Questions d'étude
1. D'après le texte étudié, pourquoi l'administration demande-t-elle des explications aux contribuables avant toute procédure ? Répondez en une à trois phrases.
2. Indiquez si chacune des affirmations suivantes est conforme au texte étudié, en répondant par oui ou par non et en citant les mots exacts qui tranchent. (a) Des notifications ont été envoyées notamment à Casablanca, Rabat et Tanger. (b) Les flux financiers à justifier couvrent les cinq dernières années. (c) L'administration engage une procédure avant de demander des explications aux contribuables.
3. Dans le texte étudié, réécrivez sous forme de liste le paragraphe qui commence par « Selon plusieurs sources », en gardant ses faits principaux.

La Direction générale des impôts (DGI) renforce ses opérations de contrôle en activant les mécanismes prévus par le Code général des impôts pour examiner certains comptes bancaires présentant des mouvements financiers jugés incompatibles avec les revenus déclarés. Cette campagne concerne notamment des contribuables identifiés à la suite d’analyses de risques menées par l’administration fiscale.
Selon plusieurs sources, les directions régionales et provinciales de la DGI, notamment à Casablanca, Rabat et Tanger, ont commencé à adresser des notifications à des titulaires de comptes courants afin de leur demander de justifier l’origine de certains flux financiers enregistrés au cours des deux dernières années. Les personnes concernées disposent d’un délai légal pour produire les documents attestant de la provenance des fonds et de leur situation fiscale.
Les vérifications portent sur des virements, des dépôts d’espèces ou des chèques dont les montants apparaissent sans lien apparent avec les revenus officiellement déclarés. Avant toute procédure, l’administration sollicite des explications des contribuables afin d’évaluer la cohérence entre leurs mouvements bancaires et leurs déclarations fiscales.

Données d'étude
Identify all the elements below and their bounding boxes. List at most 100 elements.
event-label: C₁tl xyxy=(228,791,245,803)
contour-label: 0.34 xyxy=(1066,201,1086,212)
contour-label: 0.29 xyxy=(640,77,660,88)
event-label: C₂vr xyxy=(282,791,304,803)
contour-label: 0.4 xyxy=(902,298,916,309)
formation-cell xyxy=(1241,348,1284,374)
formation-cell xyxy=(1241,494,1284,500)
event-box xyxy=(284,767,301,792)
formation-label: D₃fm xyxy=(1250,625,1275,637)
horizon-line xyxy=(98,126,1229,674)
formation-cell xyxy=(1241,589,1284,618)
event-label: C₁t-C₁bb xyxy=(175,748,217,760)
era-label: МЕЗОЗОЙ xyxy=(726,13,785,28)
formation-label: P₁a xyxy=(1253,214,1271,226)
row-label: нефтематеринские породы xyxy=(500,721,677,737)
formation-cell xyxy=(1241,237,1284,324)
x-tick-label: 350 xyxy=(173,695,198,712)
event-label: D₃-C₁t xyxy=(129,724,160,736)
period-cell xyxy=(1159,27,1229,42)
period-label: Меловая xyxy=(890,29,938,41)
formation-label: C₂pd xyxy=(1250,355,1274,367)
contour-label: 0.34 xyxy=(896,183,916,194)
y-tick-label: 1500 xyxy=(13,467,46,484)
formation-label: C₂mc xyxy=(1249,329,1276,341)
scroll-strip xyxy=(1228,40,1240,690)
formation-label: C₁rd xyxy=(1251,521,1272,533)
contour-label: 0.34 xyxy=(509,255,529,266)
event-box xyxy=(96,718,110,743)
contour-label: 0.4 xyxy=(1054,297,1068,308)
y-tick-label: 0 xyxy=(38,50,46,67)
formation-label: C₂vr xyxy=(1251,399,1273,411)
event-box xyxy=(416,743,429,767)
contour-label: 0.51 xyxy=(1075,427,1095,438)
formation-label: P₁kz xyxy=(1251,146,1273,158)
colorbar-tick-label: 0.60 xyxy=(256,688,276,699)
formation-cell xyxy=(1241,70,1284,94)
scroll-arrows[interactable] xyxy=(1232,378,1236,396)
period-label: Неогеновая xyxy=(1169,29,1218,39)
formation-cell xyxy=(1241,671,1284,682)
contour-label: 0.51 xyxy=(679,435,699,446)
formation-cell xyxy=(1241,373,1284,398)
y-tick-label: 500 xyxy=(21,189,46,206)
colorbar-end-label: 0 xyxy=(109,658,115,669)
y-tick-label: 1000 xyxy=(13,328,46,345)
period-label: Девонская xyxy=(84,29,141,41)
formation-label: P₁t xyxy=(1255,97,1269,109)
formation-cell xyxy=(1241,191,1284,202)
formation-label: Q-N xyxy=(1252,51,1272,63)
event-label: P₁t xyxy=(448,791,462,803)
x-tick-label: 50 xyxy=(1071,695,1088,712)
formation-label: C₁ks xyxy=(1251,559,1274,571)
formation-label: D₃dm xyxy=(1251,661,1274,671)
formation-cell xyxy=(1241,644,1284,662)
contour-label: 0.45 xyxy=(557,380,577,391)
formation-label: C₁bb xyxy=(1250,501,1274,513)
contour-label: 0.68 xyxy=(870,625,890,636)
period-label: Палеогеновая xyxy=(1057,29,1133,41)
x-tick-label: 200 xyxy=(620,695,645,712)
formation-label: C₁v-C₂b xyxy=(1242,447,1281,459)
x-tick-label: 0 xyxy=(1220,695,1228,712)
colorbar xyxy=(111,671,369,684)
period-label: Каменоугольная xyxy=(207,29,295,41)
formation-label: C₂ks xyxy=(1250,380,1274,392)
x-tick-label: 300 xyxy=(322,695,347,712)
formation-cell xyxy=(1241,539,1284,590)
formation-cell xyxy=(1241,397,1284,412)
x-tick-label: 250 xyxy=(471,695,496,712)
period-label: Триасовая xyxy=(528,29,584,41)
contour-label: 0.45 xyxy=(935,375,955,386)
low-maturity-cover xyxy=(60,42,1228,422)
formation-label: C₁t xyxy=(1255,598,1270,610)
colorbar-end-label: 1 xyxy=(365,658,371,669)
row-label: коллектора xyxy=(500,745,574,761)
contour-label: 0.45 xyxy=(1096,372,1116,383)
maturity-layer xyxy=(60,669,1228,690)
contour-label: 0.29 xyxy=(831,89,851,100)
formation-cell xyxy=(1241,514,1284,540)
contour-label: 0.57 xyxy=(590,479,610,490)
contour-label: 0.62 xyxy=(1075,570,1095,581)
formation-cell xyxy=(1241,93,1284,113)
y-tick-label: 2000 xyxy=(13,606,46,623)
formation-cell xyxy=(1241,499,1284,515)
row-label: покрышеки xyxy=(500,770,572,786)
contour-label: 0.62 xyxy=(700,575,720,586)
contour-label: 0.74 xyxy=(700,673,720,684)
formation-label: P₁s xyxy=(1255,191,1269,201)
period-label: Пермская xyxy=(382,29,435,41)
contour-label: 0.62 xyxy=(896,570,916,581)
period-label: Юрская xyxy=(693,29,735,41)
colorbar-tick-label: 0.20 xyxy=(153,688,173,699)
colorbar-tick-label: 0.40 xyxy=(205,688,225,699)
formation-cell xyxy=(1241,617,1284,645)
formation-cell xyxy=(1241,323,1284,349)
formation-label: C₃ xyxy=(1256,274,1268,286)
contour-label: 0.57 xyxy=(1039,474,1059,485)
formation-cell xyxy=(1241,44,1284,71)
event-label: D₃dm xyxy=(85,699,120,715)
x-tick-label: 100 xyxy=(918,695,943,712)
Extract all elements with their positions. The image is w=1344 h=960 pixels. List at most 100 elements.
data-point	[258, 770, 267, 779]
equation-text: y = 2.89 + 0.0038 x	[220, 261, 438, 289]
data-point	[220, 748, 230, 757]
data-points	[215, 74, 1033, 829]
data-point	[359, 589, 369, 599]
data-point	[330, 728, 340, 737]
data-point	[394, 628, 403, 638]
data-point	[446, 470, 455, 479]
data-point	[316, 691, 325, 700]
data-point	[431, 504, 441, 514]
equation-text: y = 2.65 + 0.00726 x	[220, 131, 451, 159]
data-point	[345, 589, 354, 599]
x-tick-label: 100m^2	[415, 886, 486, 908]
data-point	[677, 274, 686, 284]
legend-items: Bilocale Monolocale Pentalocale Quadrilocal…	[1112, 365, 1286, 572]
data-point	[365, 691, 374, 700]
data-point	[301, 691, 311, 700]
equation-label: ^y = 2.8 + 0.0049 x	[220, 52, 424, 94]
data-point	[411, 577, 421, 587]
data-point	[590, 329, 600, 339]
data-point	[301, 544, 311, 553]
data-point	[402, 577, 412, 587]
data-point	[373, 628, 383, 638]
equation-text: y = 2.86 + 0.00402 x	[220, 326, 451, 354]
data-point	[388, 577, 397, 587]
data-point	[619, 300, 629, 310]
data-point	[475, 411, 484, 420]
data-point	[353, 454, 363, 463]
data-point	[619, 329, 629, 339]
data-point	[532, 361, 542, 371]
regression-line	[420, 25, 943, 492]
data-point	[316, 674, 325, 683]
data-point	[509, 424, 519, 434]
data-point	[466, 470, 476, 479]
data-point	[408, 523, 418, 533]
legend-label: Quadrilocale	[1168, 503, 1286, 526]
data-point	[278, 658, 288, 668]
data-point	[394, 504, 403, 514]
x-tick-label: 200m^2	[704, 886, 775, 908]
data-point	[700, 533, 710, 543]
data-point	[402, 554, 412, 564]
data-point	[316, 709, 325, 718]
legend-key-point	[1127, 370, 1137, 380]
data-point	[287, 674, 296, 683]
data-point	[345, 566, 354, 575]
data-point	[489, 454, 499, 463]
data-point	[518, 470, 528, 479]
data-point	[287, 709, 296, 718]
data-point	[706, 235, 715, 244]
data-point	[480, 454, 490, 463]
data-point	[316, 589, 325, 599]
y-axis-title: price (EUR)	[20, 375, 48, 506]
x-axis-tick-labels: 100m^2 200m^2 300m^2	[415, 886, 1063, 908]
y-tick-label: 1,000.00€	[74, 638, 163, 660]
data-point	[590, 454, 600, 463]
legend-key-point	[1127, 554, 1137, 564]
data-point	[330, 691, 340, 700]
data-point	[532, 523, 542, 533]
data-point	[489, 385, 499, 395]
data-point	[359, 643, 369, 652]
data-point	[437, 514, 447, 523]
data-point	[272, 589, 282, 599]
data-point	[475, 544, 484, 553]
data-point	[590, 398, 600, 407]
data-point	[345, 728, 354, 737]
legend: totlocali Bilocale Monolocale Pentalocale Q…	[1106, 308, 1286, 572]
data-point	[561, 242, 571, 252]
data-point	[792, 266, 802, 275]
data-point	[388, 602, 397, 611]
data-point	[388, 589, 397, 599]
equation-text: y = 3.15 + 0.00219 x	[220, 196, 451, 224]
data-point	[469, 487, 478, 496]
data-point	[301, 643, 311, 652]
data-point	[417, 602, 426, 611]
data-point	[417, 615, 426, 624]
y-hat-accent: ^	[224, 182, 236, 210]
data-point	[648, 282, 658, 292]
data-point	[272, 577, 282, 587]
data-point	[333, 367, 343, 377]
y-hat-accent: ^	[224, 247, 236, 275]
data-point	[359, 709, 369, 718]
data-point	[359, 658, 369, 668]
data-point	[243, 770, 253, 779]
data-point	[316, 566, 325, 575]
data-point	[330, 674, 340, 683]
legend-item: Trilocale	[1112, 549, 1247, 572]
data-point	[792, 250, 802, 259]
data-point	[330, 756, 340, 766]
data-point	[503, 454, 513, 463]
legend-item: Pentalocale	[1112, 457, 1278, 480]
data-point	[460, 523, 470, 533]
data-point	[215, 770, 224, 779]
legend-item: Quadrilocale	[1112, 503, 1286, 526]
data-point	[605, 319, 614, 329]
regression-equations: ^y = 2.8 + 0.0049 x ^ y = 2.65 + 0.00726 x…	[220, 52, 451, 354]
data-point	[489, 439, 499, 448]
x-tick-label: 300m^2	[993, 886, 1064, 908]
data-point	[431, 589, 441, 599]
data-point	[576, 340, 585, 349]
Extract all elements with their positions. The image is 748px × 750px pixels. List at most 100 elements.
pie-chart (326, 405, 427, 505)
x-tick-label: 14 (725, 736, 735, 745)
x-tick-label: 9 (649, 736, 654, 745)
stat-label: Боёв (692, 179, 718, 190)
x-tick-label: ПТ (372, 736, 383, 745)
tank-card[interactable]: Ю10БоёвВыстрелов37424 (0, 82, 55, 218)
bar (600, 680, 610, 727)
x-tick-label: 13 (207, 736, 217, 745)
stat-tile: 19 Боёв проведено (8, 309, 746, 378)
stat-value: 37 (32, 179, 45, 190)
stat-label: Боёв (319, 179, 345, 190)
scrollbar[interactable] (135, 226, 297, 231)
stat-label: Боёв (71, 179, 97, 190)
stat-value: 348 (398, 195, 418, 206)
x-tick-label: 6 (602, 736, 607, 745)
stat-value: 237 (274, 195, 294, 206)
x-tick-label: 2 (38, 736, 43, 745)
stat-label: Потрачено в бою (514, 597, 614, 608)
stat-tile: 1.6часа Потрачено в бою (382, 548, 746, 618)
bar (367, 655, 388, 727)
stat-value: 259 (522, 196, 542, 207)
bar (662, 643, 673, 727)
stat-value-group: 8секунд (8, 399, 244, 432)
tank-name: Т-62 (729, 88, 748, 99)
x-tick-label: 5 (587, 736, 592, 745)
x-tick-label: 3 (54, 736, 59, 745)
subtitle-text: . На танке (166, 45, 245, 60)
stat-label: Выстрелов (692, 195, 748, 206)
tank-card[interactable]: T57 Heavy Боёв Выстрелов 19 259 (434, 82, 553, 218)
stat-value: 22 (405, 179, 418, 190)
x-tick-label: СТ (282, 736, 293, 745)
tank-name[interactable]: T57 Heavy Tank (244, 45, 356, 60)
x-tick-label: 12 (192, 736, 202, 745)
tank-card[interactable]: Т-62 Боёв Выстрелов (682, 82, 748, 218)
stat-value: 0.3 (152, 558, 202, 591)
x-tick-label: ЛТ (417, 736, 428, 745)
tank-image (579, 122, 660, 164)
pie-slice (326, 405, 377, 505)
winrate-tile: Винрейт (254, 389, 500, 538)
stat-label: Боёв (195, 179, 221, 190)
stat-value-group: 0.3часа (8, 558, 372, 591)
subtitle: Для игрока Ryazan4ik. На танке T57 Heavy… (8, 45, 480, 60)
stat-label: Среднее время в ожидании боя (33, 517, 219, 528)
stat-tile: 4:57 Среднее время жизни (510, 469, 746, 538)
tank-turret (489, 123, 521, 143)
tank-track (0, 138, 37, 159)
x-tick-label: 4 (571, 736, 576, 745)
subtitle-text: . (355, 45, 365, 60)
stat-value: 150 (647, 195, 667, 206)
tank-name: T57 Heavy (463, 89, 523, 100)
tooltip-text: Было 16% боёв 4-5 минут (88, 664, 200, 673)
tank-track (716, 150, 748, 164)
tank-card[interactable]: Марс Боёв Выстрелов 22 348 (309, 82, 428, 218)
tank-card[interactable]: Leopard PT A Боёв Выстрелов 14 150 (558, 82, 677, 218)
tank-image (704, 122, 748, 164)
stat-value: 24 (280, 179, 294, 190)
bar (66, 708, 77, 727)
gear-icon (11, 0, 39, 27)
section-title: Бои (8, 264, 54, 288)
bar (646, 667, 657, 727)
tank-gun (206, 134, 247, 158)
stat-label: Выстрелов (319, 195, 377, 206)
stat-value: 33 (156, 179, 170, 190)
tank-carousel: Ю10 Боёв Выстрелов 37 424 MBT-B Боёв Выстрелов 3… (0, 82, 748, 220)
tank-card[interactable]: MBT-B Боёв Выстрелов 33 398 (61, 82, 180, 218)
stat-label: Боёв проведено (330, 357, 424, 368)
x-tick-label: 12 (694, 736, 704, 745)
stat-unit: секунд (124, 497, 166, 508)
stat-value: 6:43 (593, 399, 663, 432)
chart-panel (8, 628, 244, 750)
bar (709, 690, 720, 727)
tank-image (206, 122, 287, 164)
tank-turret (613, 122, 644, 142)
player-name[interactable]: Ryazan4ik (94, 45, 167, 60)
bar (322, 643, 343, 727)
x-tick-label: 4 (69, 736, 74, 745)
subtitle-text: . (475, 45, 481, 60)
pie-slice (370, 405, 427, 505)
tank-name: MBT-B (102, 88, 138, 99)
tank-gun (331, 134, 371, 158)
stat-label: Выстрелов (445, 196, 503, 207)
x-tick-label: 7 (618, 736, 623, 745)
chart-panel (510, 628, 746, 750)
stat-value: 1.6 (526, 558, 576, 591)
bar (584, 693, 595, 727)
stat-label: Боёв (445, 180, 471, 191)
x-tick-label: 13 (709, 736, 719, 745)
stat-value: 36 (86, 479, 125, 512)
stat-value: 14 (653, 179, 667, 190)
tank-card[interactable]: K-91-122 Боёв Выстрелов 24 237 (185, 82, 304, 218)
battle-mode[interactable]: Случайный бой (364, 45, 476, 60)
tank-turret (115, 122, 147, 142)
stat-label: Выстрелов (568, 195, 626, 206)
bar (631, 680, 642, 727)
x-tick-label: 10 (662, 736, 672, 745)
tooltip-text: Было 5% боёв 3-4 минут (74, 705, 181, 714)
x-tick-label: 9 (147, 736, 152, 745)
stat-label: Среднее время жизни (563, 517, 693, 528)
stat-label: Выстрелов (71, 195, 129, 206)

Réponses dans l'ordre
1. L'administration demande d'abord des explications aux contribuables pour évaluer la cohérence entre leurs mouvements bancaires et leurs déclarations fiscales.

2.
(a) Oui : « notamment à Casablanca, Rabat et Tanger, ont commencé à adresser des notifications à des titulaires de comptes courants ».
(b) Non : « au cours des deux dernières années ».
(c) Non : « Avant toute procédure, l’administration sollicite des explications des contribuables ».

3.
- Les directions régionales et provinciales de la DGI, notamment à Casablanca, Rabat et Tanger, ont commencé à envoyer des notifications à des titulaires de comptes courants.
- Ces notifications leur demandent de justifier l'origine de certains flux financiers enregistrés au cours des deux dernières années.
- Les personnes concernées disposent d'un délai légal pour fournir les documents prouvant la provenance des fonds et leur situation fiscale.